(Task requirements)
What follows is a set of entries. Give them again exactly, without the pictures.

(Task inputs)
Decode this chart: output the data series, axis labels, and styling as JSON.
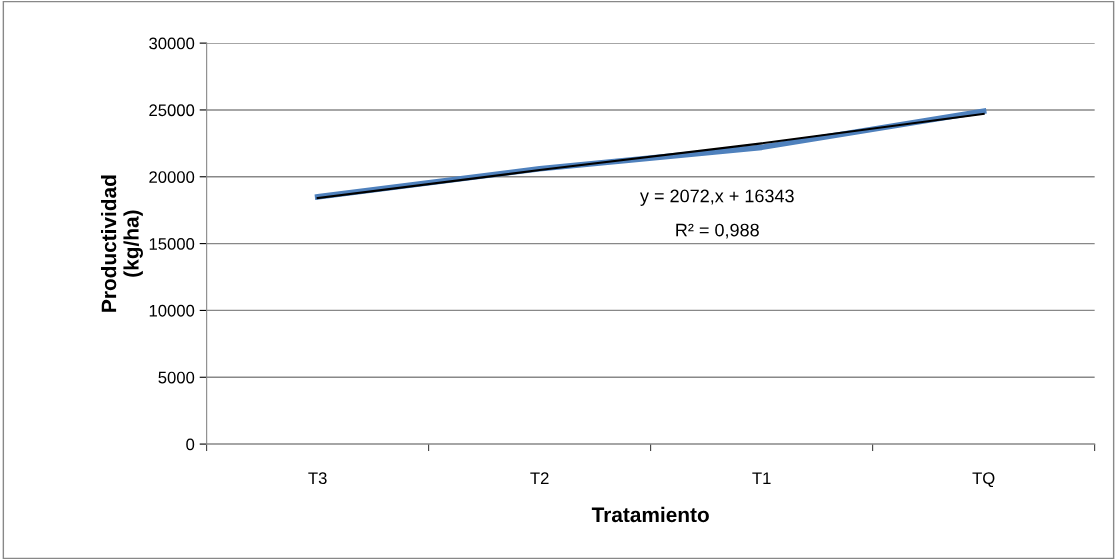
{
  "chart_data": {
    "type": "line",
    "xlabel": "Tratamiento",
    "ylabel": "Productividad\n(kg/ha)",
    "categories": [
      "T3",
      "T2",
      "T1",
      "TQ"
    ],
    "series": [
      {
        "color": "#4f81bd",
        "values": [
          18500,
          20600,
          22200,
          24900
        ]
      },
      {
        "color": "#000000",
        "values": [
          18400,
          20500,
          22500,
          24700
        ]
      }
    ],
    "ylim": [
      0,
      30000
    ],
    "yticks": [
      0,
      5000,
      10000,
      15000,
      20000,
      25000,
      30000
    ],
    "grid": "y",
    "marker": "none",
    "line_style": "solid",
    "annotations": [
      "y = 2072,x + 16343",
      "R² = 0,988"
    ]
  }
}
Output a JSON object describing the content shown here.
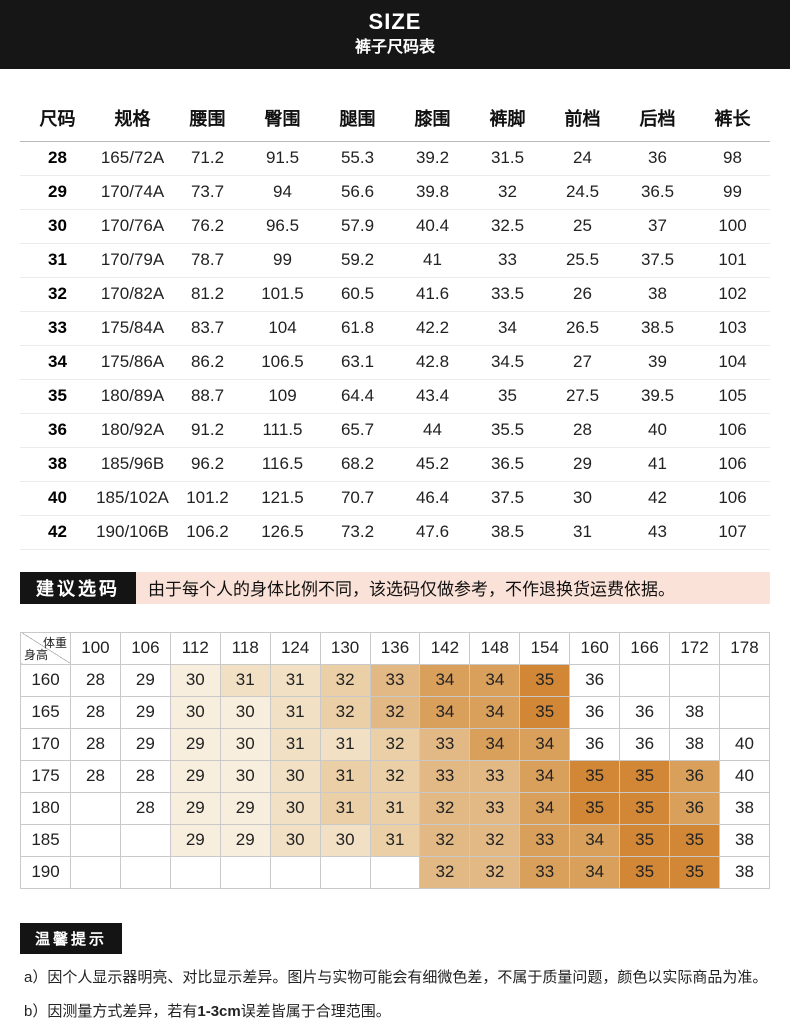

(Result of the exercise)
Decode this chart: output the data series, axis labels, and styling as JSON.
{
  "chart_data": {
    "type": "line",
    "xlabel": "Tratamiento",
    "ylabel": "Productividad\n(kg/ha)",
    "categories": [
      "T3",
      "T2",
      "T1",
      "TQ"
    ],
    "series": [
      {
        "color": "#4f81bd",
        "values": [
          18500,
          20600,
          22200,
          24900
        ]
      },
      {
        "color": "#000000",
        "values": [
          18400,
          20500,
          22500,
          24700
        ]
      }
    ],
    "ylim": [
      0,
      30000
    ],
    "yticks": [
      0,
      5000,
      10000,
      15000,
      20000,
      25000,
      30000
    ],
    "grid": "y",
    "marker": "none",
    "line_style": "solid",
    "annotations": [
      "y = 2072,x + 16343",
      "R² = 0,988"
    ]
  }
}
Output a JSON object describing the content shown here.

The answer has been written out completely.